> _What the exercise asks_: Go through the entries below and copy each line containing the word "color".

> _Provided data_:
--------

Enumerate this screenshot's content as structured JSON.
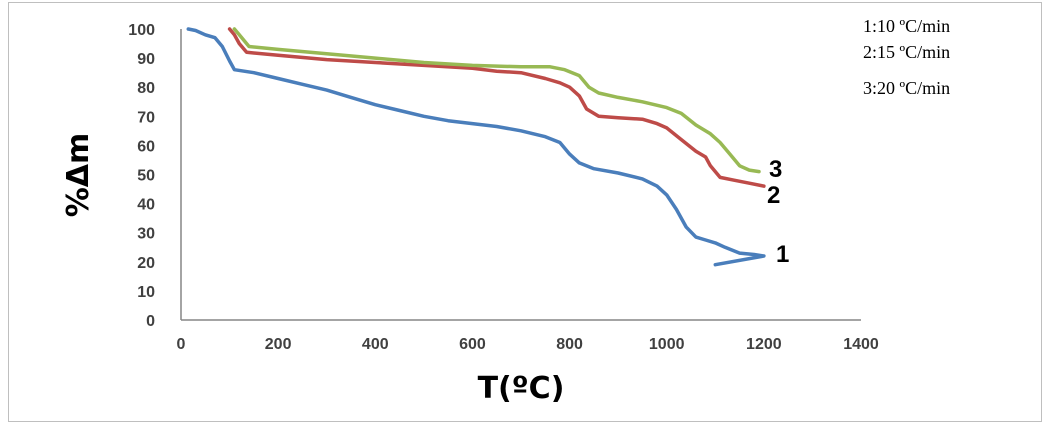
{
  "chart_data": {
    "type": "line",
    "title": "",
    "xlabel": "T(ºC)",
    "ylabel": "%Δm",
    "xlim": [
      0,
      1400
    ],
    "ylim": [
      0,
      100
    ],
    "x_ticks": [
      0,
      200,
      400,
      600,
      800,
      1000,
      1200,
      1400
    ],
    "y_ticks": [
      0,
      10,
      20,
      30,
      40,
      50,
      60,
      70,
      80,
      90,
      100
    ],
    "grid": false,
    "legend_position": "top-right",
    "legend_entries": [
      "1:10 ºC/min",
      "2:15 ºC/min",
      "3:20 ºC/min"
    ],
    "series": [
      {
        "name": "1",
        "color": "#4a7ebb",
        "points": [
          [
            15,
            100
          ],
          [
            30,
            99.5
          ],
          [
            50,
            98
          ],
          [
            70,
            97
          ],
          [
            85,
            94
          ],
          [
            100,
            89
          ],
          [
            110,
            86
          ],
          [
            150,
            85
          ],
          [
            200,
            83
          ],
          [
            250,
            81
          ],
          [
            300,
            79
          ],
          [
            350,
            76.5
          ],
          [
            400,
            74
          ],
          [
            450,
            72
          ],
          [
            500,
            70
          ],
          [
            550,
            68.5
          ],
          [
            600,
            67.5
          ],
          [
            650,
            66.5
          ],
          [
            700,
            65
          ],
          [
            750,
            63
          ],
          [
            780,
            61
          ],
          [
            800,
            57
          ],
          [
            820,
            54
          ],
          [
            850,
            52
          ],
          [
            900,
            50.5
          ],
          [
            950,
            48.5
          ],
          [
            980,
            46
          ],
          [
            1000,
            43
          ],
          [
            1020,
            38
          ],
          [
            1040,
            32
          ],
          [
            1060,
            28.5
          ],
          [
            1080,
            27.5
          ],
          [
            1100,
            26.5
          ],
          [
            1120,
            25
          ],
          [
            1150,
            23
          ],
          [
            1180,
            22.5
          ],
          [
            1200,
            22
          ],
          [
            1100,
            19
          ]
        ]
      },
      {
        "name": "2",
        "color": "#be4b48",
        "points": [
          [
            100,
            100
          ],
          [
            110,
            98
          ],
          [
            120,
            95
          ],
          [
            135,
            92
          ],
          [
            200,
            91
          ],
          [
            300,
            89.5
          ],
          [
            400,
            88.5
          ],
          [
            500,
            87.5
          ],
          [
            600,
            86.5
          ],
          [
            650,
            85.5
          ],
          [
            700,
            85
          ],
          [
            750,
            83
          ],
          [
            780,
            81.5
          ],
          [
            800,
            80
          ],
          [
            820,
            77
          ],
          [
            835,
            72.5
          ],
          [
            860,
            70
          ],
          [
            900,
            69.5
          ],
          [
            950,
            69
          ],
          [
            980,
            67.5
          ],
          [
            1000,
            66
          ],
          [
            1030,
            62
          ],
          [
            1060,
            58
          ],
          [
            1080,
            56
          ],
          [
            1090,
            53
          ],
          [
            1110,
            49
          ],
          [
            1140,
            48
          ],
          [
            1170,
            47
          ],
          [
            1200,
            46
          ]
        ]
      },
      {
        "name": "3",
        "color": "#98b954",
        "points": [
          [
            110,
            100
          ],
          [
            120,
            98
          ],
          [
            140,
            94
          ],
          [
            200,
            93
          ],
          [
            300,
            91.5
          ],
          [
            400,
            90
          ],
          [
            500,
            88.5
          ],
          [
            600,
            87.5
          ],
          [
            700,
            87
          ],
          [
            760,
            87
          ],
          [
            790,
            86
          ],
          [
            820,
            84
          ],
          [
            840,
            80
          ],
          [
            860,
            78
          ],
          [
            900,
            76.5
          ],
          [
            950,
            75
          ],
          [
            1000,
            73
          ],
          [
            1030,
            71
          ],
          [
            1060,
            67
          ],
          [
            1090,
            64
          ],
          [
            1110,
            61
          ],
          [
            1130,
            57
          ],
          [
            1150,
            53
          ],
          [
            1170,
            51.5
          ],
          [
            1190,
            51
          ]
        ]
      }
    ],
    "annotations": [
      "1",
      "2",
      "3"
    ]
  }
}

--------

> _Reply_:
        "color": "#4a7ebb",
        "color": "#be4b48",
        "color": "#98b954",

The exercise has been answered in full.